▶
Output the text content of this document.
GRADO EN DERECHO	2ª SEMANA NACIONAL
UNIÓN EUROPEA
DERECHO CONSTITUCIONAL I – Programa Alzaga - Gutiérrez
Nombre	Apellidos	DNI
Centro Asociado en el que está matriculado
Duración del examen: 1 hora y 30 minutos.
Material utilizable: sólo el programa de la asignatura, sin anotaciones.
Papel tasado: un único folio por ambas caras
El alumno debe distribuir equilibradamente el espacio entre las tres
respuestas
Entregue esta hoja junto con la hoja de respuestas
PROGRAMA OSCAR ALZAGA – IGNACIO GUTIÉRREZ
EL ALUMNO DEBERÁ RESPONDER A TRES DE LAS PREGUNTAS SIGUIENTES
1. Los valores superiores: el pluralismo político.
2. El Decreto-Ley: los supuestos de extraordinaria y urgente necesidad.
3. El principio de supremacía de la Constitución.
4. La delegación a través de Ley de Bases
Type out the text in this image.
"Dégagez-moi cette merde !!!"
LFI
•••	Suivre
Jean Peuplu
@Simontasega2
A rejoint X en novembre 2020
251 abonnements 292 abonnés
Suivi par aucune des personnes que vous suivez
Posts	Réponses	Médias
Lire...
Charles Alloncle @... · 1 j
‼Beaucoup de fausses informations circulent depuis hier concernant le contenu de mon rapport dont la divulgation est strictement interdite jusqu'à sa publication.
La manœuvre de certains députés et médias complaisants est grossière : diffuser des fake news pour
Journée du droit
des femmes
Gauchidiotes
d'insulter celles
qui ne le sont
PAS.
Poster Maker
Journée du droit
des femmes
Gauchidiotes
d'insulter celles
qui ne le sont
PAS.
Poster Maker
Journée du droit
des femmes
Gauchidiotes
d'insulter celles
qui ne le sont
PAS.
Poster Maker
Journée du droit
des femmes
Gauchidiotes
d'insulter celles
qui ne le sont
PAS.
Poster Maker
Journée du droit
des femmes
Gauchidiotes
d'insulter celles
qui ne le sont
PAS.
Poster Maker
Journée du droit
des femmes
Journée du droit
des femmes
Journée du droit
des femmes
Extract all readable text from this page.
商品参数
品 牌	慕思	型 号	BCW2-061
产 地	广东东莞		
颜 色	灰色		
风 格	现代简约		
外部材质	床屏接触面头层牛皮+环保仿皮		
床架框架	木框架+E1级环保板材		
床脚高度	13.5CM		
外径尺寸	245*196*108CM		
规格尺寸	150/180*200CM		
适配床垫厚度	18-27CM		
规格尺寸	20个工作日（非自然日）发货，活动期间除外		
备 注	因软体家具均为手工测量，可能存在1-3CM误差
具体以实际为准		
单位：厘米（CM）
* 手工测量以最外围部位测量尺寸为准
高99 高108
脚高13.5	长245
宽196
◀
• **Problem**:
Reproduce the data in its entirety, matching each character.

• **Output for this task**:
Output the text content of this document.
GRADO EN DERECHO	2ª SEMANA NACIONAL
UNIÓN EUROPEA
DERECHO CONSTITUCIONAL I – Programa Alzaga - Gutiérrez
Nombre	Apellidos	DNI
Centro Asociado en el que está matriculado
Duración del examen: 1 hora y 30 minutos.
Material utilizable: sólo el programa de la asignatura, sin anotaciones.
Papel tasado: un único folio por ambas caras
El alumno debe distribuir equilibradamente el espacio entre las tres
respuestas
Entregue esta hoja junto con la hoja de respuestas
PROGRAMA OSCAR ALZAGA – IGNACIO GUTIÉRREZ
EL ALUMNO DEBERÁ RESPONDER A TRES DE LAS PREGUNTAS SIGUIENTES
1. Los valores superiores: el pluralismo político.
2. El Decreto-Ley: los supuestos de extraordinaria y urgente necesidad.
3. El principio de supremacía de la Constitución.
4. La delegación a través de Ley de Bases
Type out the text in this image.
"Dégagez-moi cette merde !!!"
LFI
•••	Suivre
Jean Peuplu
@Simontasega2
A rejoint X en novembre 2020
251 abonnements 292 abonnés
Suivi par aucune des personnes que vous suivez
Posts	Réponses	Médias
Lire...
Charles Alloncle @... · 1 j
‼Beaucoup de fausses informations circulent depuis hier concernant le contenu de mon rapport dont la divulgation est strictement interdite jusqu'à sa publication.
La manœuvre de certains députés et médias complaisants est grossière : diffuser des fake news pour
Journée du droit
des femmes
Gauchidiotes
d'insulter celles
qui ne le sont
PAS.
Poster Maker
Journée du droit
des femmes
Gauchidiotes
d'insulter celles
qui ne le sont
PAS.
Poster Maker
Journée du droit
des femmes
Gauchidiotes
d'insulter celles
qui ne le sont
PAS.
Poster Maker
Journée du droit
des femmes
Gauchidiotes
d'insulter celles
qui ne le sont
PAS.
Poster Maker
Journée du droit
des femmes
Gauchidiotes
d'insulter celles
qui ne le sont
PAS.
Poster Maker
Journée du droit
des femmes
Journée du droit
des femmes
Journée du droit
des femmes
Extract all readable text from this page.
商品参数
品 牌	慕思	型 号	BCW2-061
产 地	广东东莞		
颜 色	灰色		
风 格	现代简约		
外部材质	床屏接触面头层牛皮+环保仿皮		
床架框架	木框架+E1级环保板材		
床脚高度	13.5CM		
外径尺寸	245*196*108CM		
规格尺寸	150/180*200CM		
适配床垫厚度	18-27CM		
规格尺寸	20个工作日（非自然日）发货，活动期间除外		
备 注	因软体家具均为手工测量，可能存在1-3CM误差
具体以实际为准		
单位：厘米（CM）
* 手工测量以最外围部位测量尺寸为准
高99 高108
脚高13.5	长245
宽196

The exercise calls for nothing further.